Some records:
[BEGIN]

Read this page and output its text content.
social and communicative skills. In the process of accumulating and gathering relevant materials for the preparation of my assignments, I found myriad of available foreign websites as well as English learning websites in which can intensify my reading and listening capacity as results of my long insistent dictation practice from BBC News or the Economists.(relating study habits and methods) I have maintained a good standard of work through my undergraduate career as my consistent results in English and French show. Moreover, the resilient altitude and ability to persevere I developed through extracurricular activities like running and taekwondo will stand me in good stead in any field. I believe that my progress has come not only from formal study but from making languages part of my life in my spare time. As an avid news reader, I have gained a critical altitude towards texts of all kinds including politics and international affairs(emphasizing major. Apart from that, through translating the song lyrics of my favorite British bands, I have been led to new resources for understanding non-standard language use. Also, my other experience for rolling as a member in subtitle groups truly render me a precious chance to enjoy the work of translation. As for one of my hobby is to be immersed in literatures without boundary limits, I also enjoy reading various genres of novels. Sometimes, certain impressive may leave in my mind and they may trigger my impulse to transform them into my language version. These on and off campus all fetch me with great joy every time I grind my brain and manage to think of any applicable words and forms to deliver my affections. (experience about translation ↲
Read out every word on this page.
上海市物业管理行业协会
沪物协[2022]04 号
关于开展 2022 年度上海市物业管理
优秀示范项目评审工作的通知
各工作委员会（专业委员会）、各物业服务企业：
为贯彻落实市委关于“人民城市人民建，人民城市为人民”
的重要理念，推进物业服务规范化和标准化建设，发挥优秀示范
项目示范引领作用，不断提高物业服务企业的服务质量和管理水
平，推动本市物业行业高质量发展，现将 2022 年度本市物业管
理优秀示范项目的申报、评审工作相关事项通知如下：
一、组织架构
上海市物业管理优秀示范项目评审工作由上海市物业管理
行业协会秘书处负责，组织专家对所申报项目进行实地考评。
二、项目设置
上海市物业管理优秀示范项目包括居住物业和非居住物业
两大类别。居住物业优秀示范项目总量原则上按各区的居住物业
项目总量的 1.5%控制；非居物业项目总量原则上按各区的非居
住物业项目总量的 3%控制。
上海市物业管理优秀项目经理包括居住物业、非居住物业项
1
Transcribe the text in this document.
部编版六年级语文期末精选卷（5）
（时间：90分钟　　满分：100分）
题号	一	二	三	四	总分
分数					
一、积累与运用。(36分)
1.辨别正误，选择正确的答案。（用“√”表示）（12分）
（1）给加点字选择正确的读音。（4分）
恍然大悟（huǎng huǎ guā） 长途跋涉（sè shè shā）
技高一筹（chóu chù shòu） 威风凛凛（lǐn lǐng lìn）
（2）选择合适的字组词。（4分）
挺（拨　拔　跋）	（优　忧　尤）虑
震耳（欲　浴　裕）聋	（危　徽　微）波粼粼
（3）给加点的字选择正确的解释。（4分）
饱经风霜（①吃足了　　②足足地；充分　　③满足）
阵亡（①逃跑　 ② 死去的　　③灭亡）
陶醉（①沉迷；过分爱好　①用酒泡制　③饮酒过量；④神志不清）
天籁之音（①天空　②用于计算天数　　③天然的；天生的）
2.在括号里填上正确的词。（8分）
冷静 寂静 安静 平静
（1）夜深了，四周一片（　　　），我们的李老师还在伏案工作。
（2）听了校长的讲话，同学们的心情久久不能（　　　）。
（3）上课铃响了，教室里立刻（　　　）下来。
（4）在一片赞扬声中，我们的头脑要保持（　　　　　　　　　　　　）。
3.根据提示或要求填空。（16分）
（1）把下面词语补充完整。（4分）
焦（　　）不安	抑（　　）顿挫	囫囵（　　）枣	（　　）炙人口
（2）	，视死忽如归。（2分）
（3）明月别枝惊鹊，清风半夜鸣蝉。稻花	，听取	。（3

[END]

TASK TO CARRY OUT:
Write the complete data out, exactly as above.

WORKED SOLUTION:
Read this page and output its text content.
social and communicative skills. In the process of accumulating and gathering relevant materials for the preparation of my assignments, I found myriad of available foreign websites as well as English learning websites in which can intensify my reading and listening capacity as results of my long insistent dictation practice from BBC News or the Economists.(relating study habits and methods) I have maintained a good standard of work through my undergraduate career as my consistent results in English and French show. Moreover, the resilient altitude and ability to persevere I developed through extracurricular activities like running and taekwondo will stand me in good stead in any field. I believe that my progress has come not only from formal study but from making languages part of my life in my spare time. As an avid news reader, I have gained a critical altitude towards texts of all kinds including politics and international affairs(emphasizing major. Apart from that, through translating the song lyrics of my favorite British bands, I have been led to new resources for understanding non-standard language use. Also, my other experience for rolling as a member in subtitle groups truly render me a precious chance to enjoy the work of translation. As for one of my hobby is to be immersed in literatures without boundary limits, I also enjoy reading various genres of novels. Sometimes, certain impressive may leave in my mind and they may trigger my impulse to transform them into my language version. These on and off campus all fetch me with great joy every time I grind my brain and manage to think of any applicable words and forms to deliver my affections. (experience about translation ↲
Read out every word on this page.
上海市物业管理行业协会
沪物协[2022]04 号
关于开展 2022 年度上海市物业管理
优秀示范项目评审工作的通知
各工作委员会（专业委员会）、各物业服务企业：
为贯彻落实市委关于“人民城市人民建，人民城市为人民”
的重要理念，推进物业服务规范化和标准化建设，发挥优秀示范
项目示范引领作用，不断提高物业服务企业的服务质量和管理水
平，推动本市物业行业高质量发展，现将 2022 年度本市物业管
理优秀示范项目的申报、评审工作相关事项通知如下：
一、组织架构
上海市物业管理优秀示范项目评审工作由上海市物业管理
行业协会秘书处负责，组织专家对所申报项目进行实地考评。
二、项目设置
上海市物业管理优秀示范项目包括居住物业和非居住物业
两大类别。居住物业优秀示范项目总量原则上按各区的居住物业
项目总量的 1.5%控制；非居物业项目总量原则上按各区的非居
住物业项目总量的 3%控制。
上海市物业管理优秀项目经理包括居住物业、非居住物业项
1
Transcribe the text in this document.
部编版六年级语文期末精选卷（5）
（时间：90分钟　　满分：100分）
题号	一	二	三	四	总分
分数					
一、积累与运用。(36分)
1.辨别正误，选择正确的答案。（用“√”表示）（12分）
（1）给加点字选择正确的读音。（4分）
恍然大悟（huǎng huǎ guā） 长途跋涉（sè shè shā）
技高一筹（chóu chù shòu） 威风凛凛（lǐn lǐng lìn）
（2）选择合适的字组词。（4分）
挺（拨　拔　跋）	（优　忧　尤）虑
震耳（欲　浴　裕）聋	（危　徽　微）波粼粼
（3）给加点的字选择正确的解释。（4分）
饱经风霜（①吃足了　　②足足地；充分　　③满足）
阵亡（①逃跑　 ② 死去的　　③灭亡）
陶醉（①沉迷；过分爱好　①用酒泡制　③饮酒过量；④神志不清）
天籁之音（①天空　②用于计算天数　　③天然的；天生的）
2.在括号里填上正确的词。（8分）
冷静 寂静 安静 平静
（1）夜深了，四周一片（　　　），我们的李老师还在伏案工作。
（2）听了校长的讲话，同学们的心情久久不能（　　　）。
（3）上课铃响了，教室里立刻（　　　）下来。
（4）在一片赞扬声中，我们的头脑要保持（　　　　　　　　　　　　）。
3.根据提示或要求填空。（16分）
（1）把下面词语补充完整。（4分）
焦（　　）不安	抑（　　）顿挫	囫囵（　　）枣	（　　）炙人口
（2）	，视死忽如归。（2分）
（3）明月别枝惊鹊，清风半夜鸣蝉。稻花	，听取	。（3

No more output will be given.